Spatial annotation records:
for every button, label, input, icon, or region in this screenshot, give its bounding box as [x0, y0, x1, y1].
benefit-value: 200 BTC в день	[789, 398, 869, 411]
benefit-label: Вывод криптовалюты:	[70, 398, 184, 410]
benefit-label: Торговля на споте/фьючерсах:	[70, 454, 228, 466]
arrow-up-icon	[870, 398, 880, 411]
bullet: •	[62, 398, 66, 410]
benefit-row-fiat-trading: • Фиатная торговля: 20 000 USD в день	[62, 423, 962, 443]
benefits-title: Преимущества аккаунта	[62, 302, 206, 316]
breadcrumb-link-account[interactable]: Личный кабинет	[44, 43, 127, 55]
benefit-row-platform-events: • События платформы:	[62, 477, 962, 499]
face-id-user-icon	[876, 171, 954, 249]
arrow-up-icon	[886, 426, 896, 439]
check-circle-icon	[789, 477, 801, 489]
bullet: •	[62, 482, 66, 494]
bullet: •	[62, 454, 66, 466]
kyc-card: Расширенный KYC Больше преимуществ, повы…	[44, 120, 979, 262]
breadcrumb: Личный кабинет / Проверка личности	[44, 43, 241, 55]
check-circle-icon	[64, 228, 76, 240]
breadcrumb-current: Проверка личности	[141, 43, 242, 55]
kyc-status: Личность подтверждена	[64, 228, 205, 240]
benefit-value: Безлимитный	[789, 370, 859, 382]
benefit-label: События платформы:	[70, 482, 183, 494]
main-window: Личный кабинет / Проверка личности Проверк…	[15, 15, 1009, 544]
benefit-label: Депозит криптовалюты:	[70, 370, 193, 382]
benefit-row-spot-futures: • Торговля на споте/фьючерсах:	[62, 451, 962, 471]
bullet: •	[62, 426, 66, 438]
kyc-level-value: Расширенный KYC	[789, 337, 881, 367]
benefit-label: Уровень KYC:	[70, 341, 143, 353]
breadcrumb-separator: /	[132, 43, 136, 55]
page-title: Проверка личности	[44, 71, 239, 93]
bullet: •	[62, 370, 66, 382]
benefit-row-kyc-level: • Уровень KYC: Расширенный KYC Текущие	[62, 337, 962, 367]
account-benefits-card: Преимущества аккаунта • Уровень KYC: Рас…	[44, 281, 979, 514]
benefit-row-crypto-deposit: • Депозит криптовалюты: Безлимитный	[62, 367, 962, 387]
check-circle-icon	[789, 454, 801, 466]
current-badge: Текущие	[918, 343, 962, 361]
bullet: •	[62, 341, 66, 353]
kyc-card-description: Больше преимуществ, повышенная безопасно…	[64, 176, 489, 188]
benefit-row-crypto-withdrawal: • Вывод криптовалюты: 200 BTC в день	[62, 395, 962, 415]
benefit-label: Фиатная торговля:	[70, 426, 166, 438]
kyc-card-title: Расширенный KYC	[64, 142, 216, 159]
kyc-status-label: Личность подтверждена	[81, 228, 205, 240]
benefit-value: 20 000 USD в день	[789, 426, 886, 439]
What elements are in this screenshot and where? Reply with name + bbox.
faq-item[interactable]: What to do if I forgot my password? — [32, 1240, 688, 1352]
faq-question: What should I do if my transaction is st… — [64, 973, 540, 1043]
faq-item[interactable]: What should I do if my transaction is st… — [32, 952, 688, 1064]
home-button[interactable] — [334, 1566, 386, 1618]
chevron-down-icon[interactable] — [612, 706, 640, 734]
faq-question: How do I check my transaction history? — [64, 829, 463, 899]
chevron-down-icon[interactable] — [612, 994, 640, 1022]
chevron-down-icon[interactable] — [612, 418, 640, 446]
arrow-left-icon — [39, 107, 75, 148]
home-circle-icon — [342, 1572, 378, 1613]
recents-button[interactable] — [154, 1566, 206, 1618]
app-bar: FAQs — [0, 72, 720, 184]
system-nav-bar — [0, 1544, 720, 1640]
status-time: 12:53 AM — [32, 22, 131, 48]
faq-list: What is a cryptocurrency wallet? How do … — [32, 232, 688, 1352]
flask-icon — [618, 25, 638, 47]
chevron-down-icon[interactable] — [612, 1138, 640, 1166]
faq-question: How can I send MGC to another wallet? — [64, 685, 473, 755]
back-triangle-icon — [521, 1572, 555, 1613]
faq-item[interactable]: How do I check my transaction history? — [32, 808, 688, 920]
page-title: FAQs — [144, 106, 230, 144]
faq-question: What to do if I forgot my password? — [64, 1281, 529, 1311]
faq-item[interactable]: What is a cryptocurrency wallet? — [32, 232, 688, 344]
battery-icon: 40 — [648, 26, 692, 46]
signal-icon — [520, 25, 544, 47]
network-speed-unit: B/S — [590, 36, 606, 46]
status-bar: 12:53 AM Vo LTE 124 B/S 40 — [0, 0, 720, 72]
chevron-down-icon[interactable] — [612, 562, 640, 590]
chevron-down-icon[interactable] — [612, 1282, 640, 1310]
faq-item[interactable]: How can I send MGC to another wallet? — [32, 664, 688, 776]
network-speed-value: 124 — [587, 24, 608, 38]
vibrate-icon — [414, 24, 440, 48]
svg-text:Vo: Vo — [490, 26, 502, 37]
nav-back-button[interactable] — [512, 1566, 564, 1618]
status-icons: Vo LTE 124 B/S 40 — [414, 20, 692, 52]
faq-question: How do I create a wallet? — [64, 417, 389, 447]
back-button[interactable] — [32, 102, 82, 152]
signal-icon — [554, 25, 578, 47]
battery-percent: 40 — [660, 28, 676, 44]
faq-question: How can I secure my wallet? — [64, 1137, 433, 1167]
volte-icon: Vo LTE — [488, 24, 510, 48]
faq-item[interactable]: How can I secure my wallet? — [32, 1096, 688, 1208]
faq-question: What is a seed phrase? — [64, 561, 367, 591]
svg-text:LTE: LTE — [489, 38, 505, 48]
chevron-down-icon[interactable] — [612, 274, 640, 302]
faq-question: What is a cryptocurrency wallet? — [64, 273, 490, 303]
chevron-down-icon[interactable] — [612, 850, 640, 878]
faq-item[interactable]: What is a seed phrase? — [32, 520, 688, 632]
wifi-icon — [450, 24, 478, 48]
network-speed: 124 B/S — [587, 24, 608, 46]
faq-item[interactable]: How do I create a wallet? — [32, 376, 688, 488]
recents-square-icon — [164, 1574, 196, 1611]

PROBLEM STATEMENT:
Transcribe every line of the data above verbatim, keeping all wording, punctuation, and bracketed coordinates unchanged.

TASK RESPONSE:
for every button, label, input, icon, or region in this screenshot, give its bounding box as [x0, y0, x1, y1].
benefit-value: 200 BTC в день	[789, 398, 869, 411]
benefit-label: Вывод криптовалюты:	[70, 398, 184, 410]
benefit-label: Торговля на споте/фьючерсах:	[70, 454, 228, 466]
arrow-up-icon	[870, 398, 880, 411]
bullet: •	[62, 398, 66, 410]
benefit-row-fiat-trading: • Фиатная торговля: 20 000 USD в день	[62, 423, 962, 443]
benefits-title: Преимущества аккаунта	[62, 302, 206, 316]
breadcrumb-link-account[interactable]: Личный кабинет	[44, 43, 127, 55]
benefit-row-platform-events: • События платформы:	[62, 477, 962, 499]
face-id-user-icon	[876, 171, 954, 249]
arrow-up-icon	[886, 426, 896, 439]
check-circle-icon	[789, 477, 801, 489]
bullet: •	[62, 482, 66, 494]
bullet: •	[62, 454, 66, 466]
kyc-card: Расширенный KYC Больше преимуществ, повы…	[44, 120, 979, 262]
breadcrumb: Личный кабинет / Проверка личности	[44, 43, 241, 55]
check-circle-icon	[64, 228, 76, 240]
breadcrumb-current: Проверка личности	[141, 43, 242, 55]
kyc-status: Личность подтверждена	[64, 228, 205, 240]
benefit-value: Безлимитный	[789, 370, 859, 382]
benefit-label: События платформы:	[70, 482, 183, 494]
main-window: Личный кабинет / Проверка личности Проверк…	[15, 15, 1009, 544]
benefit-label: Депозит криптовалюты:	[70, 370, 193, 382]
benefit-row-spot-futures: • Торговля на споте/фьючерсах:	[62, 451, 962, 471]
bullet: •	[62, 426, 66, 438]
kyc-level-value: Расширенный KYC	[789, 337, 881, 367]
benefit-label: Уровень KYC:	[70, 341, 143, 353]
breadcrumb-separator: /	[132, 43, 136, 55]
page-title: Проверка личности	[44, 71, 239, 93]
bullet: •	[62, 370, 66, 382]
benefit-row-kyc-level: • Уровень KYC: Расширенный KYC Текущие	[62, 337, 962, 367]
account-benefits-card: Преимущества аккаунта • Уровень KYC: Рас…	[44, 281, 979, 514]
benefit-row-crypto-deposit: • Депозит криптовалюты: Безлимитный	[62, 367, 962, 387]
check-circle-icon	[789, 454, 801, 466]
current-badge: Текущие	[918, 343, 962, 361]
bullet: •	[62, 341, 66, 353]
kyc-card-description: Больше преимуществ, повышенная безопасно…	[64, 176, 489, 188]
benefit-row-crypto-withdrawal: • Вывод криптовалюты: 200 BTC в день	[62, 395, 962, 415]
benefit-label: Фиатная торговля:	[70, 426, 166, 438]
kyc-card-title: Расширенный KYC	[64, 142, 216, 159]
kyc-status-label: Личность подтверждена	[81, 228, 205, 240]
benefit-value: 20 000 USD в день	[789, 426, 886, 439]
What elements are in this screenshot and where? Reply with name + bbox.
faq-item[interactable]: What to do if I forgot my password? — [32, 1240, 688, 1352]
faq-question: What should I do if my transaction is st… — [64, 973, 540, 1043]
faq-item[interactable]: What should I do if my transaction is st… — [32, 952, 688, 1064]
home-button[interactable] — [334, 1566, 386, 1618]
chevron-down-icon[interactable] — [612, 706, 640, 734]
faq-question: How do I check my transaction history? — [64, 829, 463, 899]
chevron-down-icon[interactable] — [612, 994, 640, 1022]
chevron-down-icon[interactable] — [612, 418, 640, 446]
arrow-left-icon — [39, 107, 75, 148]
home-circle-icon — [342, 1572, 378, 1613]
recents-button[interactable] — [154, 1566, 206, 1618]
app-bar: FAQs — [0, 72, 720, 184]
system-nav-bar — [0, 1544, 720, 1640]
status-time: 12:53 AM — [32, 22, 131, 48]
faq-list: What is a cryptocurrency wallet? How do … — [32, 232, 688, 1352]
flask-icon — [618, 25, 638, 47]
chevron-down-icon[interactable] — [612, 1138, 640, 1166]
faq-question: How can I send MGC to another wallet? — [64, 685, 473, 755]
back-triangle-icon — [521, 1572, 555, 1613]
faq-item[interactable]: How do I check my transaction history? — [32, 808, 688, 920]
page-title: FAQs — [144, 106, 230, 144]
faq-question: What to do if I forgot my password? — [64, 1281, 529, 1311]
faq-item[interactable]: What is a cryptocurrency wallet? — [32, 232, 688, 344]
battery-icon: 40 — [648, 26, 692, 46]
signal-icon — [520, 25, 544, 47]
network-speed-unit: B/S — [590, 36, 606, 46]
status-bar: 12:53 AM Vo LTE 124 B/S 40 — [0, 0, 720, 72]
chevron-down-icon[interactable] — [612, 562, 640, 590]
chevron-down-icon[interactable] — [612, 1282, 640, 1310]
faq-item[interactable]: How can I send MGC to another wallet? — [32, 664, 688, 776]
network-speed-value: 124 — [587, 24, 608, 38]
vibrate-icon — [414, 24, 440, 48]
svg-text:Vo: Vo — [490, 26, 502, 37]
nav-back-button[interactable] — [512, 1566, 564, 1618]
status-icons: Vo LTE 124 B/S 40 — [414, 20, 692, 52]
faq-question: How do I create a wallet? — [64, 417, 389, 447]
back-button[interactable] — [32, 102, 82, 152]
signal-icon — [554, 25, 578, 47]
battery-percent: 40 — [660, 28, 676, 44]
faq-question: How can I secure my wallet? — [64, 1137, 433, 1167]
volte-icon: Vo LTE — [488, 24, 510, 48]
faq-item[interactable]: How can I secure my wallet? — [32, 1096, 688, 1208]
faq-question: What is a seed phrase? — [64, 561, 367, 591]
svg-text:LTE: LTE — [489, 38, 505, 48]
chevron-down-icon[interactable] — [612, 274, 640, 302]
faq-question: What is a cryptocurrency wallet? — [64, 273, 490, 303]
chevron-down-icon[interactable] — [612, 850, 640, 878]
faq-item[interactable]: What is a seed phrase? — [32, 520, 688, 632]
wifi-icon — [450, 24, 478, 48]
network-speed: 124 B/S — [587, 24, 608, 46]
faq-item[interactable]: How do I create a wallet? — [32, 376, 688, 488]
recents-square-icon — [164, 1574, 196, 1611]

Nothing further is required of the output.